++++ Records provided ++++

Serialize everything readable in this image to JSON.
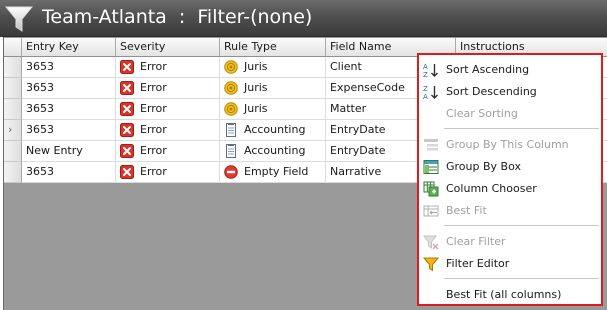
{
  "title": {
    "text": "Team-Atlanta  :  Filter-(none)",
    "icon": "funnel-icon"
  },
  "columns": [
    "Entry Key",
    "Severity",
    "Rule Type",
    "Field Name",
    "Instructions"
  ],
  "rows": [
    {
      "entry_key": "3653",
      "severity": "Error",
      "severity_icon": "error-icon",
      "rule_type": "Juris",
      "rule_icon": "coin-icon",
      "field_name": "Client",
      "current": false
    },
    {
      "entry_key": "3653",
      "severity": "Error",
      "severity_icon": "error-icon",
      "rule_type": "Juris",
      "rule_icon": "coin-icon",
      "field_name": "ExpenseCode",
      "current": false
    },
    {
      "entry_key": "3653",
      "severity": "Error",
      "severity_icon": "error-icon",
      "rule_type": "Juris",
      "rule_icon": "coin-icon",
      "field_name": "Matter",
      "current": false
    },
    {
      "entry_key": "3653",
      "severity": "Error",
      "severity_icon": "error-icon",
      "rule_type": "Accounting",
      "rule_icon": "ledger-icon",
      "field_name": "EntryDate",
      "current": true
    },
    {
      "entry_key": "New Entry",
      "severity": "Error",
      "severity_icon": "error-icon",
      "rule_type": "Accounting",
      "rule_icon": "ledger-icon",
      "field_name": "EntryDate",
      "current": false
    },
    {
      "entry_key": "3653",
      "severity": "Error",
      "severity_icon": "error-icon",
      "rule_type": "Empty Field",
      "rule_icon": "no-entry-icon",
      "field_name": "Narrative",
      "current": false
    }
  ],
  "context_menu": {
    "items": [
      {
        "label": "Sort Ascending",
        "icon": "sort-ascending-icon",
        "enabled": true
      },
      {
        "label": "Sort Descending",
        "icon": "sort-descending-icon",
        "enabled": true
      },
      {
        "label": "Clear Sorting",
        "icon": "",
        "enabled": false
      },
      {
        "label": "Group By This Column",
        "icon": "group-by-column-icon",
        "enabled": false
      },
      {
        "label": "Group By Box",
        "icon": "group-by-box-icon",
        "enabled": true
      },
      {
        "label": "Column Chooser",
        "icon": "column-chooser-icon",
        "enabled": true
      },
      {
        "label": "Best Fit",
        "icon": "best-fit-icon",
        "enabled": false
      },
      {
        "label": "Clear Filter",
        "icon": "clear-filter-icon",
        "enabled": false
      },
      {
        "label": "Filter Editor",
        "icon": "filter-editor-icon",
        "enabled": true
      },
      {
        "label": "Best Fit (all columns)",
        "icon": "",
        "enabled": true
      }
    ]
  },
  "colors": {
    "titlebar": "#4f4f4f",
    "menu_highlight_border": "#e01b1b",
    "error_red": "#d9342b",
    "disabled_text": "#a0a0a0"
  }
}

++++

### Problem requirements
Exclude the images, then output the data above word for word.

### Exercise answer
Serialize everything readable in this image to JSON.
{
  "title": {
    "text": "Team-Atlanta  :  Filter-(none)",
    "icon": "funnel-icon"
  },
  "columns": [
    "Entry Key",
    "Severity",
    "Rule Type",
    "Field Name",
    "Instructions"
  ],
  "rows": [
    {
      "entry_key": "3653",
      "severity": "Error",
      "severity_icon": "error-icon",
      "rule_type": "Juris",
      "rule_icon": "coin-icon",
      "field_name": "Client",
      "current": false
    },
    {
      "entry_key": "3653",
      "severity": "Error",
      "severity_icon": "error-icon",
      "rule_type": "Juris",
      "rule_icon": "coin-icon",
      "field_name": "ExpenseCode",
      "current": false
    },
    {
      "entry_key": "3653",
      "severity": "Error",
      "severity_icon": "error-icon",
      "rule_type": "Juris",
      "rule_icon": "coin-icon",
      "field_name": "Matter",
      "current": false
    },
    {
      "entry_key": "3653",
      "severity": "Error",
      "severity_icon": "error-icon",
      "rule_type": "Accounting",
      "rule_icon": "ledger-icon",
      "field_name": "EntryDate",
      "current": true
    },
    {
      "entry_key": "New Entry",
      "severity": "Error",
      "severity_icon": "error-icon",
      "rule_type": "Accounting",
      "rule_icon": "ledger-icon",
      "field_name": "EntryDate",
      "current": false
    },
    {
      "entry_key": "3653",
      "severity": "Error",
      "severity_icon": "error-icon",
      "rule_type": "Empty Field",
      "rule_icon": "no-entry-icon",
      "field_name": "Narrative",
      "current": false
    }
  ],
  "context_menu": {
    "items": [
      {
        "label": "Sort Ascending",
        "icon": "sort-ascending-icon",
        "enabled": true
      },
      {
        "label": "Sort Descending",
        "icon": "sort-descending-icon",
        "enabled": true
      },
      {
        "label": "Clear Sorting",
        "icon": "",
        "enabled": false
      },
      {
        "label": "Group By This Column",
        "icon": "group-by-column-icon",
        "enabled": false
      },
      {
        "label": "Group By Box",
        "icon": "group-by-box-icon",
        "enabled": true
      },
      {
        "label": "Column Chooser",
        "icon": "column-chooser-icon",
        "enabled": true
      },
      {
        "label": "Best Fit",
        "icon": "best-fit-icon",
        "enabled": false
      },
      {
        "label": "Clear Filter",
        "icon": "clear-filter-icon",
        "enabled": false
      },
      {
        "label": "Filter Editor",
        "icon": "filter-editor-icon",
        "enabled": true
      },
      {
        "label": "Best Fit (all columns)",
        "icon": "",
        "enabled": true
      }
    ]
  },
  "colors": {
    "titlebar": "#4f4f4f",
    "menu_highlight_border": "#e01b1b",
    "error_red": "#d9342b",
    "disabled_text": "#a0a0a0"
  }
}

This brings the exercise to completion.